[What you have to do]
Copy out the entries in full and with complete accuracy; pictures are excluded.

[Record excerpts]
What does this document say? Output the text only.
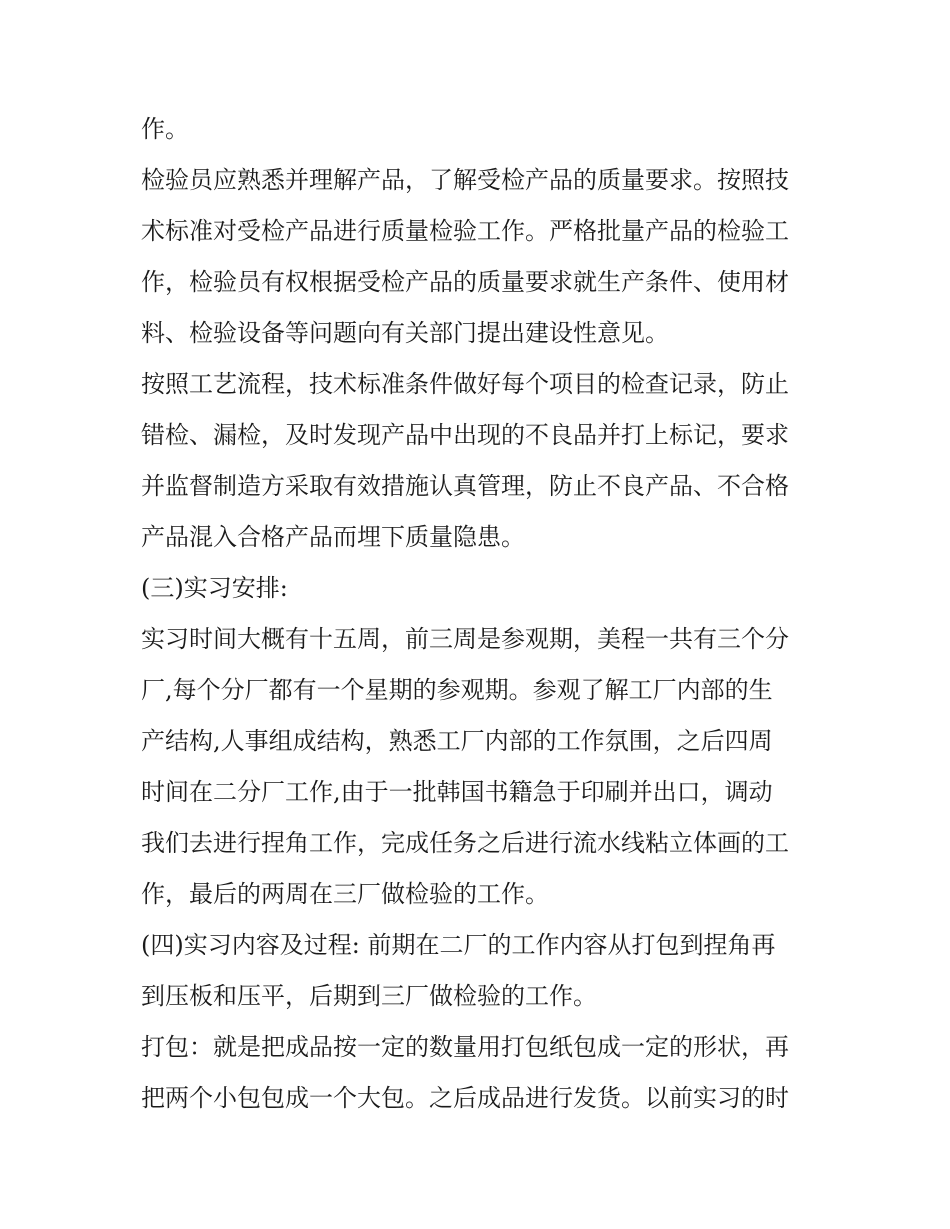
作。
检验员应熟悉并理解产品，了解受检产品的质量要求。按照技
术标准对受检产品进行质量检验工作。严格批量产品的检验工
作，检验员有权根据受检产品的质量要求就生产条件、使用材
料、检验设备等问题向有关部门提出建设性意见。
按照工艺流程，技术标准条件做好每个项目的检查记录，防止
错检、漏检，及时发现产品中出现的不良品并打上标记，要求
并监督制造方采取有效措施认真管理，防止不良产品、不合格
产品混入合格产品而埋下质量隐患。
(三)实习安排:
实习时间大概有十五周，前三周是参观期，美程一共有三个分
厂,每个分厂都有一个星期的参观期。参观了解工厂内部的生
产结构,人事组成结构，熟悉工厂内部的工作氛围，之后四周
时间在二分厂工作,由于一批韩国书籍急于印刷并出口，调动
我们去进行捏角工作，完成任务之后进行流水线粘立体画的工
作，最后的两周在三厂做检验的工作。
(四)实习内容及过程: 前期在二厂的工作内容从打包到捏角再
到压板和压平，后期到三厂做检验的工作。
打包：就是把成品按一定的数量用打包纸包成一定的形状，再
把两个小包包成一个大包。之后成品进行发货。以前实习的时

[Written response]
What does this document say? Output the text only.
作。
检验员应熟悉并理解产品，了解受检产品的质量要求。按照技
术标准对受检产品进行质量检验工作。严格批量产品的检验工
作，检验员有权根据受检产品的质量要求就生产条件、使用材
料、检验设备等问题向有关部门提出建设性意见。
按照工艺流程，技术标准条件做好每个项目的检查记录，防止
错检、漏检，及时发现产品中出现的不良品并打上标记，要求
并监督制造方采取有效措施认真管理，防止不良产品、不合格
产品混入合格产品而埋下质量隐患。
(三)实习安排:
实习时间大概有十五周，前三周是参观期，美程一共有三个分
厂,每个分厂都有一个星期的参观期。参观了解工厂内部的生
产结构,人事组成结构，熟悉工厂内部的工作氛围，之后四周
时间在二分厂工作,由于一批韩国书籍急于印刷并出口，调动
我们去进行捏角工作，完成任务之后进行流水线粘立体画的工
作，最后的两周在三厂做检验的工作。
(四)实习内容及过程: 前期在二厂的工作内容从打包到捏角再
到压板和压平，后期到三厂做检验的工作。
打包：就是把成品按一定的数量用打包纸包成一定的形状，再
把两个小包包成一个大包。之后成品进行发货。以前实习的时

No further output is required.